RECORDS SUPPLIED:
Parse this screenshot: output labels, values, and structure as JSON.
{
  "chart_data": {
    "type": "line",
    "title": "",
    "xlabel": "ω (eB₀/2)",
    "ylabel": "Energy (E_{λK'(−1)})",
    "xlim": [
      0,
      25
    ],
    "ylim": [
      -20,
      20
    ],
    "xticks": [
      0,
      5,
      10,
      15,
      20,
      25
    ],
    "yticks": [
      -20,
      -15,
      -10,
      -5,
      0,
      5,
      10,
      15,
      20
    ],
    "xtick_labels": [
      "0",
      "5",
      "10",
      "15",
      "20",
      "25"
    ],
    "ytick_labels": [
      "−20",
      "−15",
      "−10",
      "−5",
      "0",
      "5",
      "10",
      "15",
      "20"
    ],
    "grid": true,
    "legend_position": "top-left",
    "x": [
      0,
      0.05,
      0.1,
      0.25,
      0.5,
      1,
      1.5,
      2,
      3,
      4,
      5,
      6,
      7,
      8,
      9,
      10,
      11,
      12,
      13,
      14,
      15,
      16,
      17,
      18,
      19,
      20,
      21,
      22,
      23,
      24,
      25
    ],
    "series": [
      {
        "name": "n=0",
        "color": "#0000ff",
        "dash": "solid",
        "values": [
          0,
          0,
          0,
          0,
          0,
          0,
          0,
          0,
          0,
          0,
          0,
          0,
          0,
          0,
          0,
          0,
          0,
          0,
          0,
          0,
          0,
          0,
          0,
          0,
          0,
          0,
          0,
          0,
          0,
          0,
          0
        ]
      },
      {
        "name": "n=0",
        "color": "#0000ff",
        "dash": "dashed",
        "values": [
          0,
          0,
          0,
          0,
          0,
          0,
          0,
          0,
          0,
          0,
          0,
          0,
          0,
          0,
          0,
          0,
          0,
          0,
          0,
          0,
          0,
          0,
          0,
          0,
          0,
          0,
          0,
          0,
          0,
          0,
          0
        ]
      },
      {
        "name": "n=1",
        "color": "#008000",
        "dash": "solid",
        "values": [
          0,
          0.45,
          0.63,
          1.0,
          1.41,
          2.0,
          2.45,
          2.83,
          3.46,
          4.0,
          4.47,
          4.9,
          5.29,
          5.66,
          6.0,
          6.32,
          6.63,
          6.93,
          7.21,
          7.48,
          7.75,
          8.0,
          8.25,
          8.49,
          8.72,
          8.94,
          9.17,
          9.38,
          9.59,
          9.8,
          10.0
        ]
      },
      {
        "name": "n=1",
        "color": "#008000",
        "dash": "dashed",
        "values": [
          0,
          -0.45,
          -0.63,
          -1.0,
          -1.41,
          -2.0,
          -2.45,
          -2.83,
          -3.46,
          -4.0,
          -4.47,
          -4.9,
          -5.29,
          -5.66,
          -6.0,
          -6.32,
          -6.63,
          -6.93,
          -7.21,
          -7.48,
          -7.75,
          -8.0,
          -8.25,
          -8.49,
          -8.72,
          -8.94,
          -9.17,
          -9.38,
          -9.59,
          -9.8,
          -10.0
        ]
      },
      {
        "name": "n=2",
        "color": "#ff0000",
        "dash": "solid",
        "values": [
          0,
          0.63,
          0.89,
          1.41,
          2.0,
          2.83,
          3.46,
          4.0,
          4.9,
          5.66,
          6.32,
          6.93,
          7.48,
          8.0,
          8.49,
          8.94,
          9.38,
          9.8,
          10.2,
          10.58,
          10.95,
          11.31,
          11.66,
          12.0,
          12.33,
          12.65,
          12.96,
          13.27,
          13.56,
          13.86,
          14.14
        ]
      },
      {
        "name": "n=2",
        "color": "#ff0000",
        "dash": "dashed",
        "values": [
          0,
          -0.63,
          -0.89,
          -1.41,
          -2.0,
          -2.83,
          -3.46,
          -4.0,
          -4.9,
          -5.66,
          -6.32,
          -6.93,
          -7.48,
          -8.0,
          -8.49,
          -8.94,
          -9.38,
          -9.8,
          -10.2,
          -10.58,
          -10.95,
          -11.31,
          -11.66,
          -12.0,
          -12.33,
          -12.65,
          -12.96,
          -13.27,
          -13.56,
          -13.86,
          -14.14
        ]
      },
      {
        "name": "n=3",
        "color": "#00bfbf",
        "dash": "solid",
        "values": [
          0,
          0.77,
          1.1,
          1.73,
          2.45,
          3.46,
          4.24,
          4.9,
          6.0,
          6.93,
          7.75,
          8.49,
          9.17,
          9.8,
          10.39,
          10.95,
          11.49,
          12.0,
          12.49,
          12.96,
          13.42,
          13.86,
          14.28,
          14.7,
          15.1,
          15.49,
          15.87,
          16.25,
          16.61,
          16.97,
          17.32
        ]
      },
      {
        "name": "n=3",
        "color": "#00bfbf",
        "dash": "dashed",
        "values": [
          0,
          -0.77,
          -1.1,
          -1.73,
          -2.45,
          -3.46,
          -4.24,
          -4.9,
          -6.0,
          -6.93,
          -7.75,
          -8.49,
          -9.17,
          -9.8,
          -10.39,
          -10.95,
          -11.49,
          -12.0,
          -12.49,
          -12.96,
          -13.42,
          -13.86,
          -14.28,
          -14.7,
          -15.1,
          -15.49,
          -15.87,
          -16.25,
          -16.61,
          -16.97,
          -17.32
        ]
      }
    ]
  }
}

STATED EXERCISE: Extract every entry in the listing word for word.

SOLVED PROBLEM:
Parse this screenshot: output labels, values, and structure as JSON.
{
  "chart_data": {
    "type": "line",
    "title": "",
    "xlabel": "ω (eB₀/2)",
    "ylabel": "Energy (E_{λK'(−1)})",
    "xlim": [
      0,
      25
    ],
    "ylim": [
      -20,
      20
    ],
    "xticks": [
      0,
      5,
      10,
      15,
      20,
      25
    ],
    "yticks": [
      -20,
      -15,
      -10,
      -5,
      0,
      5,
      10,
      15,
      20
    ],
    "xtick_labels": [
      "0",
      "5",
      "10",
      "15",
      "20",
      "25"
    ],
    "ytick_labels": [
      "−20",
      "−15",
      "−10",
      "−5",
      "0",
      "5",
      "10",
      "15",
      "20"
    ],
    "grid": true,
    "legend_position": "top-left",
    "x": [
      0,
      0.05,
      0.1,
      0.25,
      0.5,
      1,
      1.5,
      2,
      3,
      4,
      5,
      6,
      7,
      8,
      9,
      10,
      11,
      12,
      13,
      14,
      15,
      16,
      17,
      18,
      19,
      20,
      21,
      22,
      23,
      24,
      25
    ],
    "series": [
      {
        "name": "n=0",
        "color": "#0000ff",
        "dash": "solid",
        "values": [
          0,
          0,
          0,
          0,
          0,
          0,
          0,
          0,
          0,
          0,
          0,
          0,
          0,
          0,
          0,
          0,
          0,
          0,
          0,
          0,
          0,
          0,
          0,
          0,
          0,
          0,
          0,
          0,
          0,
          0,
          0
        ]
      },
      {
        "name": "n=0",
        "color": "#0000ff",
        "dash": "dashed",
        "values": [
          0,
          0,
          0,
          0,
          0,
          0,
          0,
          0,
          0,
          0,
          0,
          0,
          0,
          0,
          0,
          0,
          0,
          0,
          0,
          0,
          0,
          0,
          0,
          0,
          0,
          0,
          0,
          0,
          0,
          0,
          0
        ]
      },
      {
        "name": "n=1",
        "color": "#008000",
        "dash": "solid",
        "values": [
          0,
          0.45,
          0.63,
          1.0,
          1.41,
          2.0,
          2.45,
          2.83,
          3.46,
          4.0,
          4.47,
          4.9,
          5.29,
          5.66,
          6.0,
          6.32,
          6.63,
          6.93,
          7.21,
          7.48,
          7.75,
          8.0,
          8.25,
          8.49,
          8.72,
          8.94,
          9.17,
          9.38,
          9.59,
          9.8,
          10.0
        ]
      },
      {
        "name": "n=1",
        "color": "#008000",
        "dash": "dashed",
        "values": [
          0,
          -0.45,
          -0.63,
          -1.0,
          -1.41,
          -2.0,
          -2.45,
          -2.83,
          -3.46,
          -4.0,
          -4.47,
          -4.9,
          -5.29,
          -5.66,
          -6.0,
          -6.32,
          -6.63,
          -6.93,
          -7.21,
          -7.48,
          -7.75,
          -8.0,
          -8.25,
          -8.49,
          -8.72,
          -8.94,
          -9.17,
          -9.38,
          -9.59,
          -9.8,
          -10.0
        ]
      },
      {
        "name": "n=2",
        "color": "#ff0000",
        "dash": "solid",
        "values": [
          0,
          0.63,
          0.89,
          1.41,
          2.0,
          2.83,
          3.46,
          4.0,
          4.9,
          5.66,
          6.32,
          6.93,
          7.48,
          8.0,
          8.49,
          8.94,
          9.38,
          9.8,
          10.2,
          10.58,
          10.95,
          11.31,
          11.66,
          12.0,
          12.33,
          12.65,
          12.96,
          13.27,
          13.56,
          13.86,
          14.14
        ]
      },
      {
        "name": "n=2",
        "color": "#ff0000",
        "dash": "dashed",
        "values": [
          0,
          -0.63,
          -0.89,
          -1.41,
          -2.0,
          -2.83,
          -3.46,
          -4.0,
          -4.9,
          -5.66,
          -6.32,
          -6.93,
          -7.48,
          -8.0,
          -8.49,
          -8.94,
          -9.38,
          -9.8,
          -10.2,
          -10.58,
          -10.95,
          -11.31,
          -11.66,
          -12.0,
          -12.33,
          -12.65,
          -12.96,
          -13.27,
          -13.56,
          -13.86,
          -14.14
        ]
      },
      {
        "name": "n=3",
        "color": "#00bfbf",
        "dash": "solid",
        "values": [
          0,
          0.77,
          1.1,
          1.73,
          2.45,
          3.46,
          4.24,
          4.9,
          6.0,
          6.93,
          7.75,
          8.49,
          9.17,
          9.8,
          10.39,
          10.95,
          11.49,
          12.0,
          12.49,
          12.96,
          13.42,
          13.86,
          14.28,
          14.7,
          15.1,
          15.49,
          15.87,
          16.25,
          16.61,
          16.97,
          17.32
        ]
      },
      {
        "name": "n=3",
        "color": "#00bfbf",
        "dash": "dashed",
        "values": [
          0,
          -0.77,
          -1.1,
          -1.73,
          -2.45,
          -3.46,
          -4.24,
          -4.9,
          -6.0,
          -6.93,
          -7.75,
          -8.49,
          -9.17,
          -9.8,
          -10.39,
          -10.95,
          -11.49,
          -12.0,
          -12.49,
          -12.96,
          -13.42,
          -13.86,
          -14.28,
          -14.7,
          -15.1,
          -15.49,
          -15.87,
          -16.25,
          -16.61,
          -16.97,
          -17.32
        ]
      }
    ]
  }
}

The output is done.